▸ What needs to be done
Please transcribe the data below exactly. Leave the pictures out.

▸ Provided entries
■ ■ ■ ■ ■
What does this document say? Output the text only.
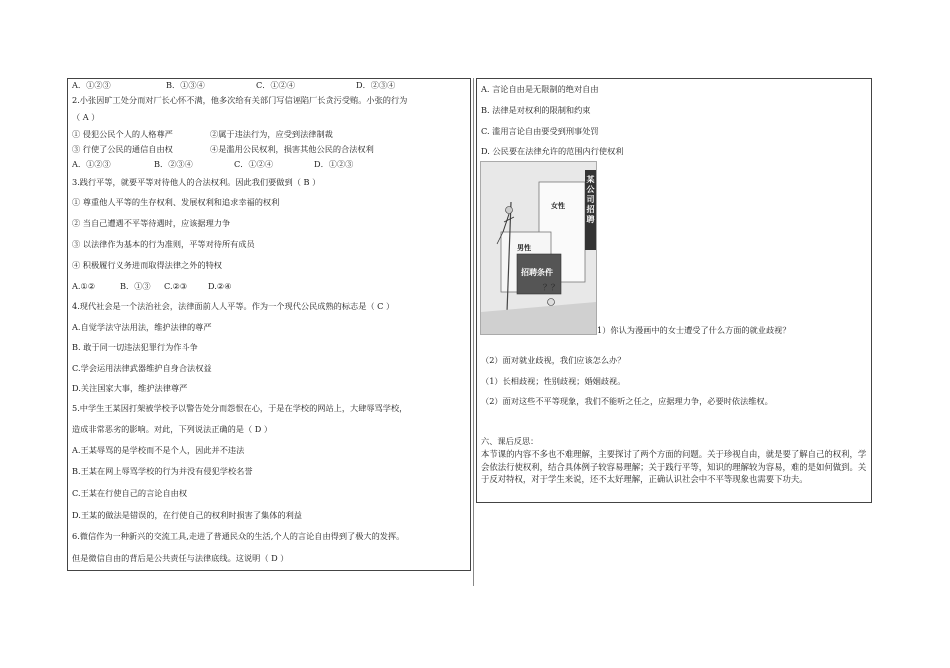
A．①②③	B．①③④	C．①②④	D．②③④
2.小张因旷工处分而对厂长心怀不满，他多次给有关部门写信诬陷厂长贪污受贿。小张的行为
（ A ）
① 侵犯公民个人的人格尊严	②属于违法行为，应受到法律制裁
③ 行使了公民的通信自由权	④是滥用公民权利，损害其他公民的合法权利
A．①②③	B．②③④	C．①②④	D．①②③
3.践行平等，就要平等对待他人的合法权利。因此我们要做到（ B ）
① 尊重他人平等的生存权利、发展权利和追求幸福的权利
② 当自己遭遇不平等待遇时，应该据理力争
③ 以法律作为基本的行为准则，平等对待所有成员
④ 积极履行义务进而取得法律之外的特权
A.①②	B．①③ C.②③	D.②④
4.现代社会是一个法治社会，法律面前人人平等。作为一个现代公民成熟的标志是（ C ）
A.自觉学法守法用法，维护法律的尊严
B. 敢于同一切违法犯罪行为作斗争
C.学会运用法律武器维护自身合法权益
D.关注国家大事，维护法律尊严
5.中学生王某因打架被学校予以警告处分而怨恨在心，于是在学校的网站上，大肆辱骂学校，
造成非常恶劣的影响。对此，下列说法正确的是（ D ）
A.王某辱骂的是学校而不是个人，因此并不违法
B.王某在网上辱骂学校的行为并没有侵犯学校名誉
C.王某在行使自己的言论自由权
D.王某的做法是错误的，在行使自己的权利时损害了集体的利益
6.微信作为一种新兴的交流工具,走进了普通民众的生活,个人的言论自由得到了极大的发挥。
但是微信自由的背后是公共责任与法律底线。这说明（ D ）
A. 言论自由是无限制的绝对自由
B. 法律是对权利的限制和约束
C. 滥用言论自由要受到刑事处罚
D. 公民要在法律允许的范围内行使权利
某公司招聘
女性
男性
招聘条件
？？
1）你认为漫画中的女士遭受了什么方面的就业歧视？
（2）面对就业歧视，我们应该怎么办？
（1）长相歧视；性别歧视；婚姻歧视。
（2）面对这些不平等现象，我们不能听之任之，应据理力争，必要时依法维权。
六、课后反思：
本节课的内容不多也不难理解，主要探讨了两个方面的问题。关于珍视自由，就是要了解自己的权利，学会依法行使权利，结合具体例子较容易理解；关于践行平等，知识的理解较为容易，难的是如何做到。关于反对特权，对于学生来说，还不太好理解，正确认识社会中不平等现象也需要下功夫。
■ ■ ■ ■ ■
▸ Solution
What does this document say? Output the text only.
A．①②③	B．①③④	C．①②④	D．②③④
2.小张因旷工处分而对厂长心怀不满，他多次给有关部门写信诬陷厂长贪污受贿。小张的行为
（ A ）
① 侵犯公民个人的人格尊严	②属于违法行为，应受到法律制裁
③ 行使了公民的通信自由权	④是滥用公民权利，损害其他公民的合法权利
A．①②③	B．②③④	C．①②④	D．①②③
3.践行平等，就要平等对待他人的合法权利。因此我们要做到（ B ）
① 尊重他人平等的生存权利、发展权利和追求幸福的权利
② 当自己遭遇不平等待遇时，应该据理力争
③ 以法律作为基本的行为准则，平等对待所有成员
④ 积极履行义务进而取得法律之外的特权
A.①②	B．①③ C.②③	D.②④
4.现代社会是一个法治社会，法律面前人人平等。作为一个现代公民成熟的标志是（ C ）
A.自觉学法守法用法，维护法律的尊严
B. 敢于同一切违法犯罪行为作斗争
C.学会运用法律武器维护自身合法权益
D.关注国家大事，维护法律尊严
5.中学生王某因打架被学校予以警告处分而怨恨在心，于是在学校的网站上，大肆辱骂学校，
造成非常恶劣的影响。对此，下列说法正确的是（ D ）
A.王某辱骂的是学校而不是个人，因此并不违法
B.王某在网上辱骂学校的行为并没有侵犯学校名誉
C.王某在行使自己的言论自由权
D.王某的做法是错误的，在行使自己的权利时损害了集体的利益
6.微信作为一种新兴的交流工具,走进了普通民众的生活,个人的言论自由得到了极大的发挥。
但是微信自由的背后是公共责任与法律底线。这说明（ D ）
A. 言论自由是无限制的绝对自由
B. 法律是对权利的限制和约束
C. 滥用言论自由要受到刑事处罚
D. 公民要在法律允许的范围内行使权利
某公司招聘
女性
男性
招聘条件
？？
1）你认为漫画中的女士遭受了什么方面的就业歧视？
（2）面对就业歧视，我们应该怎么办？
（1）长相歧视；性别歧视；婚姻歧视。
（2）面对这些不平等现象，我们不能听之任之，应据理力争，必要时依法维权。
六、课后反思：
本节课的内容不多也不难理解，主要探讨了两个方面的问题。关于珍视自由，就是要了解自己的权利，学会依法行使权利，结合具体例子较容易理解；关于践行平等，知识的理解较为容易，难的是如何做到。关于反对特权，对于学生来说，还不太好理解，正确认识社会中不平等现象也需要下功夫。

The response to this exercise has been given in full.